| GIVEN INSTRUCTION |
How many of these lines hold the string "automaticamente"? Answer with the number only.

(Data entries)
▬▬▬▬▬▬

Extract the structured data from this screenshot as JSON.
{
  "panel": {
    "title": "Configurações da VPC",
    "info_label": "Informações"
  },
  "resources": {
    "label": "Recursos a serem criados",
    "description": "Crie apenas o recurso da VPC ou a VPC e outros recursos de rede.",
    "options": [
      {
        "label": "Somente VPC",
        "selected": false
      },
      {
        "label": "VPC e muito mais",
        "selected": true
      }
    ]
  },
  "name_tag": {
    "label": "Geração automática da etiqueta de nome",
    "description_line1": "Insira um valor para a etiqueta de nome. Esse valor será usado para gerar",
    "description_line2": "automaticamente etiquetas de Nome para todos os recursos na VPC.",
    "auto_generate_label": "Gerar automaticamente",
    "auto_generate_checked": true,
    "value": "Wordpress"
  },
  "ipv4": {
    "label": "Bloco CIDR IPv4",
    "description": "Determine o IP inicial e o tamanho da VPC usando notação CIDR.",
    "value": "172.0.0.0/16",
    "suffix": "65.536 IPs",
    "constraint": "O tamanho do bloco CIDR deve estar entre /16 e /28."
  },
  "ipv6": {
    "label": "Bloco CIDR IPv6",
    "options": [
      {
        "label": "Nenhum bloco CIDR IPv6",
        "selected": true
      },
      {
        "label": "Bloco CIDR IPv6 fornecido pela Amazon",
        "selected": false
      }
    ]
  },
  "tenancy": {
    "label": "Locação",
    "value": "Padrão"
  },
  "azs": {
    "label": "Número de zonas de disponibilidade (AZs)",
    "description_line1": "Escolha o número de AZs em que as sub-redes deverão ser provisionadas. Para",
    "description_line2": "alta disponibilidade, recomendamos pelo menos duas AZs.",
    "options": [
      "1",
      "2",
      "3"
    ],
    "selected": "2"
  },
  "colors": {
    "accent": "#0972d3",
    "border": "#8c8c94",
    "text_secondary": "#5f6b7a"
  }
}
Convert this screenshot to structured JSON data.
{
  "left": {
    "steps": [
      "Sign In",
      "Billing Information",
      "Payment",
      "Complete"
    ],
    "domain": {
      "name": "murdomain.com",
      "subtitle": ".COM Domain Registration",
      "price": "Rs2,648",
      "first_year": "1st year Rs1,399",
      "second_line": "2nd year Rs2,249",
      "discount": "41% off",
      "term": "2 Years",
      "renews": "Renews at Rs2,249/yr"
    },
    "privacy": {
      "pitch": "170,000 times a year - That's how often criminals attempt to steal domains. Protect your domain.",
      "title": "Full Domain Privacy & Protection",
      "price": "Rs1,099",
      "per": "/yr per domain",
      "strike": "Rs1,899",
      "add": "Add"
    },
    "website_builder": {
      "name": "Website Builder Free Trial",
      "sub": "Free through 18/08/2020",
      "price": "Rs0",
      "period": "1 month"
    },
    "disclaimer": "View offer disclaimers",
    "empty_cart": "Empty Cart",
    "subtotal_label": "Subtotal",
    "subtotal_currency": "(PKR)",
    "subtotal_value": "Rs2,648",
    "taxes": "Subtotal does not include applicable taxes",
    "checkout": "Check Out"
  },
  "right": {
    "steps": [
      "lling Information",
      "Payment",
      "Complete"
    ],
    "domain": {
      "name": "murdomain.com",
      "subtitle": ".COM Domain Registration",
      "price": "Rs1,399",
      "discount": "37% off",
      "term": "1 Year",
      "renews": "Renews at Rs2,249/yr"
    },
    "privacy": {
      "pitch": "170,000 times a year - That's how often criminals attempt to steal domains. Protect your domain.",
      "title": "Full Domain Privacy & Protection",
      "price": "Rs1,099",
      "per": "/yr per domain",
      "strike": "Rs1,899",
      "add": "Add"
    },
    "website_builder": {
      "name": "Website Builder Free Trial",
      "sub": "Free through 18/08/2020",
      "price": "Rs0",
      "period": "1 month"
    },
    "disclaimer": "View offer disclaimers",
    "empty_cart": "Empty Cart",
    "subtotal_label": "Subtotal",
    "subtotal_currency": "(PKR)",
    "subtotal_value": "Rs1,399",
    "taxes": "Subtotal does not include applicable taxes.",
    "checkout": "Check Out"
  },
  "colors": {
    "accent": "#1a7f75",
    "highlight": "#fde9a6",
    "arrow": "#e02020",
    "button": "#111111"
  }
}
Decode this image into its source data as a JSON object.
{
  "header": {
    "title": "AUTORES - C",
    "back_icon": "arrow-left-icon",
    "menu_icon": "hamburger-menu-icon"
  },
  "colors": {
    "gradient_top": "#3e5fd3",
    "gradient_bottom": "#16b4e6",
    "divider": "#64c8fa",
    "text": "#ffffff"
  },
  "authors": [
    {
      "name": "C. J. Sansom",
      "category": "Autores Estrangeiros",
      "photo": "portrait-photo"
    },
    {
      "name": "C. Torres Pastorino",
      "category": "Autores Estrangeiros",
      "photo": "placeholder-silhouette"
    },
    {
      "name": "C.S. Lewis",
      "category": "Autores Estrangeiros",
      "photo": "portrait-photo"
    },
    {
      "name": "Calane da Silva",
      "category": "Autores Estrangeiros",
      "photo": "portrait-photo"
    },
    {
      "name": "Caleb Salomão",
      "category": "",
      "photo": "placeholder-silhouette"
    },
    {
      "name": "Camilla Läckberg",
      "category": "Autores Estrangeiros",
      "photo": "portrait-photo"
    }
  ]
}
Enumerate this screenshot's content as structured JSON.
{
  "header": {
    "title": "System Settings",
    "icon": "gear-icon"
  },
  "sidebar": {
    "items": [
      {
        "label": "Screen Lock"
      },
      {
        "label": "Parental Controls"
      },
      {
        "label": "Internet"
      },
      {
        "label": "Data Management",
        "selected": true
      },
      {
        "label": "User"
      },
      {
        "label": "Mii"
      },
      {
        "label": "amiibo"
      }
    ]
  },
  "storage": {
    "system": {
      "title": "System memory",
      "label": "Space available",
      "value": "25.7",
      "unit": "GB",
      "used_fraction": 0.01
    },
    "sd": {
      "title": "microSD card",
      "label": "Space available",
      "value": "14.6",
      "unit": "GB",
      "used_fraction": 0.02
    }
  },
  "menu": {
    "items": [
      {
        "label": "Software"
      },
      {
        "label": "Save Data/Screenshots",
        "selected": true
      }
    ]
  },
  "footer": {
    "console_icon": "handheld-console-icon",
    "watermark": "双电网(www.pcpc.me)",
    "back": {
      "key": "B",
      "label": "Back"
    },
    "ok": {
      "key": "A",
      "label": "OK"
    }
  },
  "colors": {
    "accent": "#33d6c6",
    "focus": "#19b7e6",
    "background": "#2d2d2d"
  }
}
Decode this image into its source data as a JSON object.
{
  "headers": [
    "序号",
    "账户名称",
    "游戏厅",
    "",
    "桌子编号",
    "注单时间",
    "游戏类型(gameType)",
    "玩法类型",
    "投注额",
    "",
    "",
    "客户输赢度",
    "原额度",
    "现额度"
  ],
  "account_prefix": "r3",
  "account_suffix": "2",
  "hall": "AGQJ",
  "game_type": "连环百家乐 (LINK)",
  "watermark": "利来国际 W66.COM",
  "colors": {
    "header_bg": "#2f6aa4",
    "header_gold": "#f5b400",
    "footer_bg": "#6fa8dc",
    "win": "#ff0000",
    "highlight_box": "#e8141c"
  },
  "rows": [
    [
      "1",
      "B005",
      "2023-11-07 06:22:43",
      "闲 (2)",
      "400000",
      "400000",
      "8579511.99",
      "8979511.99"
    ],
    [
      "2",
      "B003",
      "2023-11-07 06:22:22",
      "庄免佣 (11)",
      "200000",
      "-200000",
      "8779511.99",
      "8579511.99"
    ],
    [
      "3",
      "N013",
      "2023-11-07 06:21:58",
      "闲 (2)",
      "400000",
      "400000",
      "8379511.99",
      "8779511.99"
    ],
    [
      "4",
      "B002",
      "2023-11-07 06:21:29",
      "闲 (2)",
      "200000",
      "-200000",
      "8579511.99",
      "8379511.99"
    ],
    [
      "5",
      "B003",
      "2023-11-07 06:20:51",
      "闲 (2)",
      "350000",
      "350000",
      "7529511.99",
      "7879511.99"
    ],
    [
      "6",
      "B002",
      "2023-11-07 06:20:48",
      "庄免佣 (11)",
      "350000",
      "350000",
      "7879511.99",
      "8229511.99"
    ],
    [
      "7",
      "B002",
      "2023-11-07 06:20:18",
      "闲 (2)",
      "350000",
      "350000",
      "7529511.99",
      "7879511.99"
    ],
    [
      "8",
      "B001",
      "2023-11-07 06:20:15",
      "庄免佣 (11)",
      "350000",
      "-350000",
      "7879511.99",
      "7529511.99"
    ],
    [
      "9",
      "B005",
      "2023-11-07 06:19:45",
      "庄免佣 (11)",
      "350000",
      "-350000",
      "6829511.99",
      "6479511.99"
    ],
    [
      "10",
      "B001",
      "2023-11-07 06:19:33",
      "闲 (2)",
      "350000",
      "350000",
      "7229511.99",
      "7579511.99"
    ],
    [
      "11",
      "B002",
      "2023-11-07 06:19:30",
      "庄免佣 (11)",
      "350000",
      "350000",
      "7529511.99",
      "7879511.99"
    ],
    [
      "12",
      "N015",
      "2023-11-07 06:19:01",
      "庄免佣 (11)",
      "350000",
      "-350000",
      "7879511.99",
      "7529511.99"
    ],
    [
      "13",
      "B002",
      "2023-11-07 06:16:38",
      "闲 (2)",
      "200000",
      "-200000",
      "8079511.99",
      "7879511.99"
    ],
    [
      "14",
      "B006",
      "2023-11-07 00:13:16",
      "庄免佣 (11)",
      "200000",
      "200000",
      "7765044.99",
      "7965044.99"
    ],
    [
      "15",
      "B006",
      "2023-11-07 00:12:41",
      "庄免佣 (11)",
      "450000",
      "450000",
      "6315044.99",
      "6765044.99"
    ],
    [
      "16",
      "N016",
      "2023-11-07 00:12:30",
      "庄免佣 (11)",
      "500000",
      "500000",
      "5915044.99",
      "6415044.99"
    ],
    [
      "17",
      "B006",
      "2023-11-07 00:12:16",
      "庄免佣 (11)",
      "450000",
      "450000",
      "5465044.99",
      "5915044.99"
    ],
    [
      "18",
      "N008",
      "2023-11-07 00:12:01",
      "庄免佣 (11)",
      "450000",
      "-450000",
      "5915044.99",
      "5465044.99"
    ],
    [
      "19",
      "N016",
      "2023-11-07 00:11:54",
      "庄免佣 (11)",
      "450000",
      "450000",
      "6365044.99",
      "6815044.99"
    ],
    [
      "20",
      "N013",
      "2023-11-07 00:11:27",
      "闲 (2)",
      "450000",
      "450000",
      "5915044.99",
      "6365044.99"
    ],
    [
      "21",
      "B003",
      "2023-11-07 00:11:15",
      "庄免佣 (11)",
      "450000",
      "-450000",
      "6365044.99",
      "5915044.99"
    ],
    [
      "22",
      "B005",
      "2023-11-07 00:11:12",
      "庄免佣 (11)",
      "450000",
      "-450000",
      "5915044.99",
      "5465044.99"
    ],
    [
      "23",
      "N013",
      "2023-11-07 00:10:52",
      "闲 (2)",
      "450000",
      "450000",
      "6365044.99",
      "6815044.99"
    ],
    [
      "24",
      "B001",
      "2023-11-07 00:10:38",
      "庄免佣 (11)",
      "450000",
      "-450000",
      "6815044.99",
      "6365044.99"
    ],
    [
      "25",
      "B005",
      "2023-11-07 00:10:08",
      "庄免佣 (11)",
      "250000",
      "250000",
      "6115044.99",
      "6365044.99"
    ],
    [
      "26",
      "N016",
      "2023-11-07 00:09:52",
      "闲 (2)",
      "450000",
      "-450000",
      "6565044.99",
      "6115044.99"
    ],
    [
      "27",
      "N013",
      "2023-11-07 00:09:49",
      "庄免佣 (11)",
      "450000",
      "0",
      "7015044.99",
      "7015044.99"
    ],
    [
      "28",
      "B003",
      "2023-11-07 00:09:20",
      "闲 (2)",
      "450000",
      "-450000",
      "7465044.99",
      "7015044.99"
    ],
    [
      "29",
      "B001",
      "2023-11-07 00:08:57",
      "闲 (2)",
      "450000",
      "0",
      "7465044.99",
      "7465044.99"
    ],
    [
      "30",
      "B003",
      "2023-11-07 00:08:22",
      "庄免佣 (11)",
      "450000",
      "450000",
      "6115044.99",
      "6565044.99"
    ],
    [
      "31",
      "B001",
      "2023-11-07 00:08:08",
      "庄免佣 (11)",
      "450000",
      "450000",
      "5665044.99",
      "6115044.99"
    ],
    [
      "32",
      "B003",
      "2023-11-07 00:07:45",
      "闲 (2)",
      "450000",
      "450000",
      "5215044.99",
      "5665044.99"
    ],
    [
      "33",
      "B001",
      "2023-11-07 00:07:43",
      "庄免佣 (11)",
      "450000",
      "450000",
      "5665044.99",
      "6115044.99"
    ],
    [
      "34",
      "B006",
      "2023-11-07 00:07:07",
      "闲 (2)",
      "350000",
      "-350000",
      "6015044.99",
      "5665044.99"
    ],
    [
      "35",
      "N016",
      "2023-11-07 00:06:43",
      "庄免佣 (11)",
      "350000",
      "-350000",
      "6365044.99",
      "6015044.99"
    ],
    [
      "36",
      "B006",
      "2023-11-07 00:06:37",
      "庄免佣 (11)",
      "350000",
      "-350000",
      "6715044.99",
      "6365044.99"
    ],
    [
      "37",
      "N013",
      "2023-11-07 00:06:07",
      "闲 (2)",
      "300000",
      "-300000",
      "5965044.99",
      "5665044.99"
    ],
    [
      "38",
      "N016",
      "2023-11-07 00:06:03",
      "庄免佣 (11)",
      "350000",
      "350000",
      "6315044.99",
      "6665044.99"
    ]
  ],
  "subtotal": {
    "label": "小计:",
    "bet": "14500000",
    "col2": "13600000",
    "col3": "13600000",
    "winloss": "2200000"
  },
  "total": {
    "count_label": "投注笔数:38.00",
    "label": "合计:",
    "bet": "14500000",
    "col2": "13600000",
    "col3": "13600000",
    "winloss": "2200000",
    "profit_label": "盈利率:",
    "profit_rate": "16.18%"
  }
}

▬▬▬▬▬▬

| RESULT BELOW |
2